* _Passage to read_
= = = =

The Times: 1919. A time of mass migrations of people fleeing war-torn countries, the rise of international labour movements, and of conflicting, shifting socio-economic values. A confusing, and intense time that would auspiciously sow the seeds for the 20th century labour unions and improved working conditions.
The Worlds: Stefan Sokolowski and his father Mike have left Ukraine, fleeing for the New World where they struggle day to day to earn enough to eventually reunite their family. Settling into a crowded immigrant tenement, Stefan is smitten with his Jewish suffragette neighbour, Rebecca, and is drawn into her world of protest and emancipation. Soldiers returning from WWI, and angry at the lack of jobs after the war, violently threaten the city’s new immigrants. When a labour movement develops for workers to leave their jobs in protest of poor working conditions, AJ Anderson, a wealthy lawyer, pits all parties against each other in an attempt to thwart a dramatic and inspirational final stand.
Based on a true slice of history and adapted from Danny Schur’s original stage musical Strike!, the movie STAND! is an independent Canadian feature musical, shot entirely in Winnipeg, Manitoba, and directed by Rob Adetuyi.
The Production Design of STAND! by Production Designer Marian Wihak
I was asked to come out to Winnipeg to design STAND! after they lost their original local production designer at the last minute. A few years ago, I had worked with Rob’s brother, Alfons Adetuyi on the romantic comedy Love Jacked, and it was on his recommendation that Danny and Rob contacted me. The STAND! storyline and the opportunity to design a musical very much appealed to me, and with only 3 days notice, I had to quickly reorganize some work I had started on a smaller project, and jumped on board immediately.
Typically, when I begin to design a film, I’ll have a first read of the script, distill the main thrust of the story, determine the primary worlds that need to be defined, and get a general sense of the tone, and then immediately start to collect a LOT of images. This means archival research drawn from the period in general, and in this case, also curating specific images from the well documented Winnipeg General Strike. I also gather many evocative and inspirational images, along with fairly abstract ones that obliquely, yet importantly, inform the visual, emotional, and psychological range.

= = = =

* _Collected data_
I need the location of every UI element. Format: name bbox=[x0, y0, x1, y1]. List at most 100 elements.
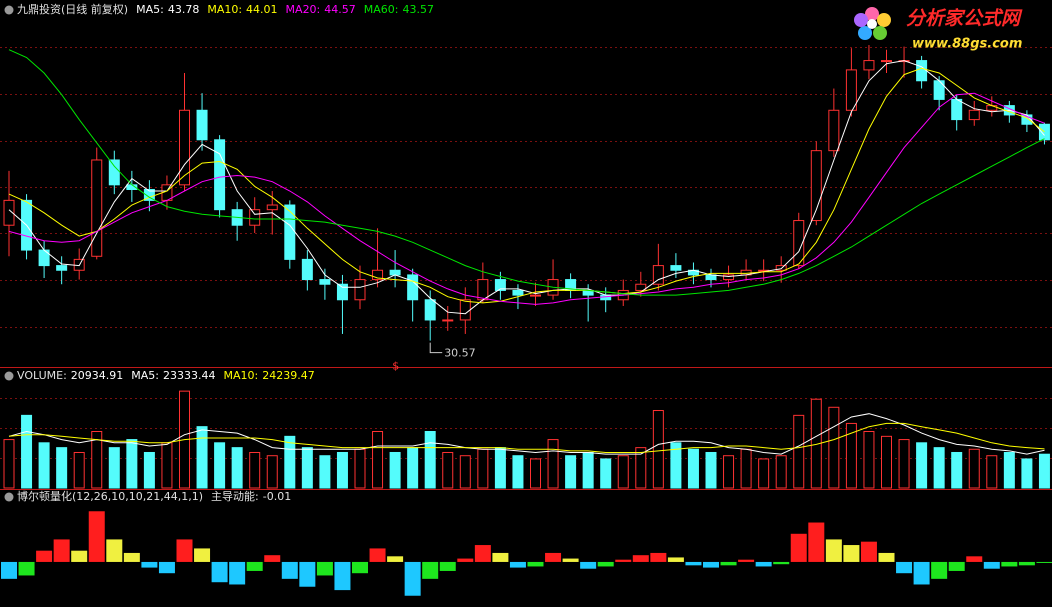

= = = =

* _Exercise requirements_
1. Transcribe the passage about the film STAND! from "Typically, when I" up to and including "and psychological range.".
2. Write the next part of the passage about the film STAND!, continuing from its final sentence.

* _Solved problems_
1.
Typically, when I begin to design a film, I’ll have a first read of the script, distill the main thrust of the story, determine the primary worlds that need to be defined, and get a general sense of the tone, and then immediately start to collect a LOT of images. This means archival research drawn from the period in general, and in this case, also curating specific images from the well documented Winnipeg General Strike. I also gather many evocative and inspirational images, along with fairly abstract ones that obliquely, yet importantly, inform the visual, emotional, and psychological range.

2.
STAND! Research Imagery: Click to Enlarge
In the case of STAND! I had only a weekend to gather initial research and look over preliminary location files before flying to Winnipeg on a Monday morning in April 2018. This is where I met Danny, Rob, and the Cinematographer for the first time and we immediately hopped into a survey van. We connected creatively right away, which was a good thing with Day 1 slated only 4 weeks away! With so little time, I suggested that our goal should be to shortlist the main locations by the end of the week, and we spent the next 3 days driving and walking around the city, while also discussing how to visually approach the film.
The overall production budget was estimated at around 12 million Canadian with the film slated to be a blend of locations, retrofits and minor set builds which would facilitate the intended hybrid of dramatic narrative with song and dance numbers. The conversations we had at this point in time touched on conceiving the song and dance numbers within a heightened, overtly theatrical mode, somewhat inspired by the way Baz Luhrman had blended contemporary music and choreography to contrast the period story in Moulin Rouge. With Rob’s experience directing contemporary dance films and my experience designing a number of performance-centric film projects such as September Songs: The Music of Kurt Weill, Dido & Aeneas with the Mark Morris Dance Company, and Dreaming of a Jewish Christmas, this was going to be a challenging but very fun project!
Fortunately, Winnipeg has a wealth of impressive extant architecture from its heyday as a major North American economic hub in the teen years of 1900. This offered tremendous potential to create a believable and textured world that visually and emotionally pits the powerful and wealthy against the struggling labour class. Emphasizing the contrast between these two worlds was the primary dramatic imperative while the music and dance would lend a more metaphoric quotient.
We had an excellent and successful 3 days of scouting, pin-pointing locations we felt served for our main set requirements: The Train Station, The Immigrants’ Tenement Alley and Environs, The Pump-house Factory where our protagonists laboured, as well as the Mansion and Government Building that would house the seat of power and wealth within the story. Then, on Thursday afternoon, like a bomb, the film went into indeterminate hiatus due to some lost financing. The hope was to revive the project within a few months but without concrete assurances in place, we were all sent home.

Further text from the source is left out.